> **Aim**: Extract the final stretch of the data: the line that contains "OCR this image." and every line after it, unaltered, and no other lines.

[START]

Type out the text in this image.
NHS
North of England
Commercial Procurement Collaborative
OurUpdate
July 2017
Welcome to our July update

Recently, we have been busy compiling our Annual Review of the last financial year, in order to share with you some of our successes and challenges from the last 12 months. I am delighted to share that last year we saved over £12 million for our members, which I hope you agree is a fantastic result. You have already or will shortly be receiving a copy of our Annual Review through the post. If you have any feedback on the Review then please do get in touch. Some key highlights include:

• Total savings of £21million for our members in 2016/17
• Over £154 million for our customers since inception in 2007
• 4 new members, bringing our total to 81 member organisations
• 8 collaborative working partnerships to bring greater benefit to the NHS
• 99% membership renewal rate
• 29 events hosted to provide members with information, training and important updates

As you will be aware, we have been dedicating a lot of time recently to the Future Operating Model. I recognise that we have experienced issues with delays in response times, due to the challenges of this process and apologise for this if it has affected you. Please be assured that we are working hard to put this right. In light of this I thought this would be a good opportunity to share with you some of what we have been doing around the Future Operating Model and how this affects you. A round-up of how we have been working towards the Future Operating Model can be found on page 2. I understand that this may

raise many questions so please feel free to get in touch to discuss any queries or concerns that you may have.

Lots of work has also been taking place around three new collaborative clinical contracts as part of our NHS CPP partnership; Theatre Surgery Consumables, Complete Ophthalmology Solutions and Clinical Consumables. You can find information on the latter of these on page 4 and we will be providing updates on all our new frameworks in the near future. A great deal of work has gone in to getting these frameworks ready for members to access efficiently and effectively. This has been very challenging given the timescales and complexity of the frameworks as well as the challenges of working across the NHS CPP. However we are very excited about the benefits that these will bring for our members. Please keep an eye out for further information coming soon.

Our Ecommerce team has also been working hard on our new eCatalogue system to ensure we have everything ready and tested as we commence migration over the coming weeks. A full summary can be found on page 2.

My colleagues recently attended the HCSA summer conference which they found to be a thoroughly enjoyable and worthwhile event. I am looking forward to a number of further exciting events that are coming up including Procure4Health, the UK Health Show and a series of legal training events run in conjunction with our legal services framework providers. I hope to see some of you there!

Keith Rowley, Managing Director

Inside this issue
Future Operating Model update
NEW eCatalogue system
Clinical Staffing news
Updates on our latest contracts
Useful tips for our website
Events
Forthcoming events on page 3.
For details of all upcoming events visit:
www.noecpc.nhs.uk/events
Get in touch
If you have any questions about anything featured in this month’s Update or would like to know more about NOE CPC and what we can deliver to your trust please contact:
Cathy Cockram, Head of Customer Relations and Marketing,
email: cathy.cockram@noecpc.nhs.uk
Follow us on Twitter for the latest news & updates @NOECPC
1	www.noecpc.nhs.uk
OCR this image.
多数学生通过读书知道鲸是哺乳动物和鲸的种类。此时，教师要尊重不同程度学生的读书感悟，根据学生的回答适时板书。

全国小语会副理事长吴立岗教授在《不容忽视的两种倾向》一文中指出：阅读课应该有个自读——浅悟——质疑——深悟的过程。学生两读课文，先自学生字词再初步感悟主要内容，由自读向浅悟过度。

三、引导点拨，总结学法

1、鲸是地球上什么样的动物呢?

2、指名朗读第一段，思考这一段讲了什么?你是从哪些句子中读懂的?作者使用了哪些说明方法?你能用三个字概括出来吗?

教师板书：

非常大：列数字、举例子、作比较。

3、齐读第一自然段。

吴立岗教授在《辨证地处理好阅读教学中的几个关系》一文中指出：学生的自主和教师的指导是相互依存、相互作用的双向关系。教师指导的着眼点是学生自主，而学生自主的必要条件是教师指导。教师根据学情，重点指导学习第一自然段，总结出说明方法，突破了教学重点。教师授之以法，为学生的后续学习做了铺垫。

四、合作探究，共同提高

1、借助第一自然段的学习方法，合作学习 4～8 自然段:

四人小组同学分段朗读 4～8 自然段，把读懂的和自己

[END]

> **Answer to the problem**:
OCR this image.
多数学生通过读书知道鲸是哺乳动物和鲸的种类。此时，教师要尊重不同程度学生的读书感悟，根据学生的回答适时板书。

全国小语会副理事长吴立岗教授在《不容忽视的两种倾向》一文中指出：阅读课应该有个自读——浅悟——质疑——深悟的过程。学生两读课文，先自学生字词再初步感悟主要内容，由自读向浅悟过度。

三、引导点拨，总结学法

1、鲸是地球上什么样的动物呢?

2、指名朗读第一段，思考这一段讲了什么?你是从哪些句子中读懂的?作者使用了哪些说明方法?你能用三个字概括出来吗?

教师板书：

非常大：列数字、举例子、作比较。

3、齐读第一自然段。

吴立岗教授在《辨证地处理好阅读教学中的几个关系》一文中指出：学生的自主和教师的指导是相互依存、相互作用的双向关系。教师指导的着眼点是学生自主，而学生自主的必要条件是教师指导。教师根据学情，重点指导学习第一自然段，总结出说明方法，突破了教学重点。教师授之以法，为学生的后续学习做了铺垫。

四、合作探究，共同提高

1、借助第一自然段的学习方法，合作学习 4～8 自然段:

四人小组同学分段朗读 4～8 自然段，把读懂的和自己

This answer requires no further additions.